- _Exercise description_:
Print each line exactly as it is given.

········

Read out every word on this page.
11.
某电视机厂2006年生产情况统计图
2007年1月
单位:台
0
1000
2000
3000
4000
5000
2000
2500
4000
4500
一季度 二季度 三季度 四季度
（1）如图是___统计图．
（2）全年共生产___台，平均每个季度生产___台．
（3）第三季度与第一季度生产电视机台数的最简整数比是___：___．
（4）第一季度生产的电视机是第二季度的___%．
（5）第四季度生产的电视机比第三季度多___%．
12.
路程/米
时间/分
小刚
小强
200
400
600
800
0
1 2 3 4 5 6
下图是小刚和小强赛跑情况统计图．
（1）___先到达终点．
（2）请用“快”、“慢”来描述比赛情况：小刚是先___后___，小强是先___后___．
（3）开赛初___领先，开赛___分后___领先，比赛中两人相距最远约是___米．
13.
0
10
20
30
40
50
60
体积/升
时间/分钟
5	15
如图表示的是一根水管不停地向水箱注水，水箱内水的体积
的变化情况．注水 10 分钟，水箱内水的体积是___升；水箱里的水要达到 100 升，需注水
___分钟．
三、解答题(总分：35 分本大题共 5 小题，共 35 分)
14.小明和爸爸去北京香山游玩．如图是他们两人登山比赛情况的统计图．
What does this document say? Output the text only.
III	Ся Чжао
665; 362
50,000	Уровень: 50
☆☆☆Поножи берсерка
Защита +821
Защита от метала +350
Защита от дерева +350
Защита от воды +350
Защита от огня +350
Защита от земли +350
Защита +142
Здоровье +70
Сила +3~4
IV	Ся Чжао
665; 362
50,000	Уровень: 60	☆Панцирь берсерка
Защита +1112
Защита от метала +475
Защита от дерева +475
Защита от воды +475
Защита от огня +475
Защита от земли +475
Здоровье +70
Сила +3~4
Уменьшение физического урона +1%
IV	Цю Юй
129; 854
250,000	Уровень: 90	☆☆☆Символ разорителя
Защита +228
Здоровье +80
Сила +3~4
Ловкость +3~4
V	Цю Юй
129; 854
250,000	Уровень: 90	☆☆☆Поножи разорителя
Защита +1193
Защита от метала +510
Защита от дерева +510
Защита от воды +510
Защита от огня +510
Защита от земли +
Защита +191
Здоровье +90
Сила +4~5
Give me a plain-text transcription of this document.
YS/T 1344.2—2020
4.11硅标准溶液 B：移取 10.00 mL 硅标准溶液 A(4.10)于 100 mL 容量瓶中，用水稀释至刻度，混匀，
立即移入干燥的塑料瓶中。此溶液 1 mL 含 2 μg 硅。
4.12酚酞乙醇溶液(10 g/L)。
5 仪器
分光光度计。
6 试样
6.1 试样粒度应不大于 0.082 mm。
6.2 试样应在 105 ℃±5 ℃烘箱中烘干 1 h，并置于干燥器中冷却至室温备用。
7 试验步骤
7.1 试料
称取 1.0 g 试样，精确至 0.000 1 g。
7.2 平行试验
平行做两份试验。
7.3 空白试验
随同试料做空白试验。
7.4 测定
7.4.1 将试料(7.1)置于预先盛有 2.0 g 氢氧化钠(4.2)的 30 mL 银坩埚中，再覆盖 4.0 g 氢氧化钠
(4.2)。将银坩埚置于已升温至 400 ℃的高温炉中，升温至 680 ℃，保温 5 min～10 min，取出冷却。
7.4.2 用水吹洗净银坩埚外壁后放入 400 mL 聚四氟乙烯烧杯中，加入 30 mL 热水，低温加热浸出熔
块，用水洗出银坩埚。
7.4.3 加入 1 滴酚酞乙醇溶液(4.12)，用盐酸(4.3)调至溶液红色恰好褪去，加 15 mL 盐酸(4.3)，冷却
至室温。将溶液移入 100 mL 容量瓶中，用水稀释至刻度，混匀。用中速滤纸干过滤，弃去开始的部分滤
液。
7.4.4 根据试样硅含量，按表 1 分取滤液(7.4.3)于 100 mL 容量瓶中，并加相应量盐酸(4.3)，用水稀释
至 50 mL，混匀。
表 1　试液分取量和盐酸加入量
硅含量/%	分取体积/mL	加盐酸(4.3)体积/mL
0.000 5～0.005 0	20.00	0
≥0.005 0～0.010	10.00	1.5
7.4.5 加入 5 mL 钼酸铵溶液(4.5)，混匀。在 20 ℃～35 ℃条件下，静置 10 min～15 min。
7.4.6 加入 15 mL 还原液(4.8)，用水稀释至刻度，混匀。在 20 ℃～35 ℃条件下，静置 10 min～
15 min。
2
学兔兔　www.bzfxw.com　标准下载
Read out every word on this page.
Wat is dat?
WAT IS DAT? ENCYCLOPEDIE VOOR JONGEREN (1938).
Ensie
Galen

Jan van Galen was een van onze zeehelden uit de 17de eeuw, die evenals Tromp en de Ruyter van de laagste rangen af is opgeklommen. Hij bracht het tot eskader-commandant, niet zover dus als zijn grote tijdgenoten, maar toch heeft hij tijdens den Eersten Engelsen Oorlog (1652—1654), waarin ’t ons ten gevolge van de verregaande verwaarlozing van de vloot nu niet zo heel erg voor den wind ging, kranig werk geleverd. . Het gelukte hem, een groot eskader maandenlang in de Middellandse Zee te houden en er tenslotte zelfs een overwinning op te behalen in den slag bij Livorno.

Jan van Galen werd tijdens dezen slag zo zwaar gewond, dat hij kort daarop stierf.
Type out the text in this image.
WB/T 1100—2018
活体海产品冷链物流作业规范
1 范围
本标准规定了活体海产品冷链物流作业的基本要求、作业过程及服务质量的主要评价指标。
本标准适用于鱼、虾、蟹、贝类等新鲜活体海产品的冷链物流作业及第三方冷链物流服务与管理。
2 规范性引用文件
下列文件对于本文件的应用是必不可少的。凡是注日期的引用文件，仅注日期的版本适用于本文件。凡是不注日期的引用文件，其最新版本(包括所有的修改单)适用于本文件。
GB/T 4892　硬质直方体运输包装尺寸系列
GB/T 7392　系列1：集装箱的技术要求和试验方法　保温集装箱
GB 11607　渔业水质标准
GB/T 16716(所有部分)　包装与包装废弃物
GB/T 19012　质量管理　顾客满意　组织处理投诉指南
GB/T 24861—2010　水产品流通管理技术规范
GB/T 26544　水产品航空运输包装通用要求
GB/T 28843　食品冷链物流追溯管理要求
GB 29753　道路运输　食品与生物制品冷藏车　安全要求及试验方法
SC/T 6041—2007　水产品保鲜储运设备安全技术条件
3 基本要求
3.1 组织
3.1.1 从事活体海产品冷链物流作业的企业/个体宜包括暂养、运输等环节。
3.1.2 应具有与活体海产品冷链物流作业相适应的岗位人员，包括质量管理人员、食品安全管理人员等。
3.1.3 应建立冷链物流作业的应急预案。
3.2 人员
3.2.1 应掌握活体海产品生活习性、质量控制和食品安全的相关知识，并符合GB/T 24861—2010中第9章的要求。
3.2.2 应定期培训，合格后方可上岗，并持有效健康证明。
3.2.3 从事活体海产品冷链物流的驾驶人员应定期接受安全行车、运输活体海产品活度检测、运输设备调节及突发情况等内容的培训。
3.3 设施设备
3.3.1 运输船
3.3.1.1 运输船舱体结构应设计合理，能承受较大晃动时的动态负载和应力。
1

········

- _Answer_:
Read out every word on this page.
11.
某电视机厂2006年生产情况统计图
2007年1月
单位:台
0
1000
2000
3000
4000
5000
2000
2500
4000
4500
一季度 二季度 三季度 四季度
（1）如图是___统计图．
（2）全年共生产___台，平均每个季度生产___台．
（3）第三季度与第一季度生产电视机台数的最简整数比是___：___．
（4）第一季度生产的电视机是第二季度的___%．
（5）第四季度生产的电视机比第三季度多___%．
12.
路程/米
时间/分
小刚
小强
200
400
600
800
0
1 2 3 4 5 6
下图是小刚和小强赛跑情况统计图．
（1）___先到达终点．
（2）请用“快”、“慢”来描述比赛情况：小刚是先___后___，小强是先___后___．
（3）开赛初___领先，开赛___分后___领先，比赛中两人相距最远约是___米．
13.
0
10
20
30
40
50
60
体积/升
时间/分钟
5	15
如图表示的是一根水管不停地向水箱注水，水箱内水的体积
的变化情况．注水 10 分钟，水箱内水的体积是___升；水箱里的水要达到 100 升，需注水
___分钟．
三、解答题(总分：35 分本大题共 5 小题，共 35 分)
14.小明和爸爸去北京香山游玩．如图是他们两人登山比赛情况的统计图．
What does this document say? Output the text only.
III	Ся Чжао
665; 362
50,000	Уровень: 50
☆☆☆Поножи берсерка
Защита +821
Защита от метала +350
Защита от дерева +350
Защита от воды +350
Защита от огня +350
Защита от земли +350
Защита +142
Здоровье +70
Сила +3~4
IV	Ся Чжао
665; 362
50,000	Уровень: 60	☆Панцирь берсерка
Защита +1112
Защита от метала +475
Защита от дерева +475
Защита от воды +475
Защита от огня +475
Защита от земли +475
Здоровье +70
Сила +3~4
Уменьшение физического урона +1%
IV	Цю Юй
129; 854
250,000	Уровень: 90	☆☆☆Символ разорителя
Защита +228
Здоровье +80
Сила +3~4
Ловкость +3~4
V	Цю Юй
129; 854
250,000	Уровень: 90	☆☆☆Поножи разорителя
Защита +1193
Защита от метала +510
Защита от дерева +510
Защита от воды +510
Защита от огня +510
Защита от земли +
Защита +191
Здоровье +90
Сила +4~5
Give me a plain-text transcription of this document.
YS/T 1344.2—2020
4.11硅标准溶液 B：移取 10.00 mL 硅标准溶液 A(4.10)于 100 mL 容量瓶中，用水稀释至刻度，混匀，
立即移入干燥的塑料瓶中。此溶液 1 mL 含 2 μg 硅。
4.12酚酞乙醇溶液(10 g/L)。
5 仪器
分光光度计。
6 试样
6.1 试样粒度应不大于 0.082 mm。
6.2 试样应在 105 ℃±5 ℃烘箱中烘干 1 h，并置于干燥器中冷却至室温备用。
7 试验步骤
7.1 试料
称取 1.0 g 试样，精确至 0.000 1 g。
7.2 平行试验
平行做两份试验。
7.3 空白试验
随同试料做空白试验。
7.4 测定
7.4.1 将试料(7.1)置于预先盛有 2.0 g 氢氧化钠(4.2)的 30 mL 银坩埚中，再覆盖 4.0 g 氢氧化钠
(4.2)。将银坩埚置于已升温至 400 ℃的高温炉中，升温至 680 ℃，保温 5 min～10 min，取出冷却。
7.4.2 用水吹洗净银坩埚外壁后放入 400 mL 聚四氟乙烯烧杯中，加入 30 mL 热水，低温加热浸出熔
块，用水洗出银坩埚。
7.4.3 加入 1 滴酚酞乙醇溶液(4.12)，用盐酸(4.3)调至溶液红色恰好褪去，加 15 mL 盐酸(4.3)，冷却
至室温。将溶液移入 100 mL 容量瓶中，用水稀释至刻度，混匀。用中速滤纸干过滤，弃去开始的部分滤
液。
7.4.4 根据试样硅含量，按表 1 分取滤液(7.4.3)于 100 mL 容量瓶中，并加相应量盐酸(4.3)，用水稀释
至 50 mL，混匀。
表 1　试液分取量和盐酸加入量
硅含量/%	分取体积/mL	加盐酸(4.3)体积/mL
0.000 5～0.005 0	20.00	0
≥0.005 0～0.010	10.00	1.5
7.4.5 加入 5 mL 钼酸铵溶液(4.5)，混匀。在 20 ℃～35 ℃条件下，静置 10 min～15 min。
7.4.6 加入 15 mL 还原液(4.8)，用水稀释至刻度，混匀。在 20 ℃～35 ℃条件下，静置 10 min～
15 min。
2
学兔兔　www.bzfxw.com　标准下载
Read out every word on this page.
Wat is dat?
WAT IS DAT? ENCYCLOPEDIE VOOR JONGEREN (1938).
Ensie
Galen

Jan van Galen was een van onze zeehelden uit de 17de eeuw, die evenals Tromp en de Ruyter van de laagste rangen af is opgeklommen. Hij bracht het tot eskader-commandant, niet zover dus als zijn grote tijdgenoten, maar toch heeft hij tijdens den Eersten Engelsen Oorlog (1652—1654), waarin ’t ons ten gevolge van de verregaande verwaarlozing van de vloot nu niet zo heel erg voor den wind ging, kranig werk geleverd. . Het gelukte hem, een groot eskader maandenlang in de Middellandse Zee te houden en er tenslotte zelfs een overwinning op te behalen in den slag bij Livorno.

Jan van Galen werd tijdens dezen slag zo zwaar gewond, dat hij kort daarop stierf.
Type out the text in this image.
WB/T 1100—2018
活体海产品冷链物流作业规范
1 范围
本标准规定了活体海产品冷链物流作业的基本要求、作业过程及服务质量的主要评价指标。
本标准适用于鱼、虾、蟹、贝类等新鲜活体海产品的冷链物流作业及第三方冷链物流服务与管理。
2 规范性引用文件
下列文件对于本文件的应用是必不可少的。凡是注日期的引用文件，仅注日期的版本适用于本文件。凡是不注日期的引用文件，其最新版本(包括所有的修改单)适用于本文件。
GB/T 4892　硬质直方体运输包装尺寸系列
GB/T 7392　系列1：集装箱的技术要求和试验方法　保温集装箱
GB 11607　渔业水质标准
GB/T 16716(所有部分)　包装与包装废弃物
GB/T 19012　质量管理　顾客满意　组织处理投诉指南
GB/T 24861—2010　水产品流通管理技术规范
GB/T 26544　水产品航空运输包装通用要求
GB/T 28843　食品冷链物流追溯管理要求
GB 29753　道路运输　食品与生物制品冷藏车　安全要求及试验方法
SC/T 6041—2007　水产品保鲜储运设备安全技术条件
3 基本要求
3.1 组织
3.1.1 从事活体海产品冷链物流作业的企业/个体宜包括暂养、运输等环节。
3.1.2 应具有与活体海产品冷链物流作业相适应的岗位人员，包括质量管理人员、食品安全管理人员等。
3.1.3 应建立冷链物流作业的应急预案。
3.2 人员
3.2.1 应掌握活体海产品生活习性、质量控制和食品安全的相关知识，并符合GB/T 24861—2010中第9章的要求。
3.2.2 应定期培训，合格后方可上岗，并持有效健康证明。
3.2.3 从事活体海产品冷链物流的驾驶人员应定期接受安全行车、运输活体海产品活度检测、运输设备调节及突发情况等内容的培训。
3.3 设施设备
3.3.1 运输船
3.3.1.1 运输船舱体结构应设计合理，能承受较大晃动时的动态负载和应力。
1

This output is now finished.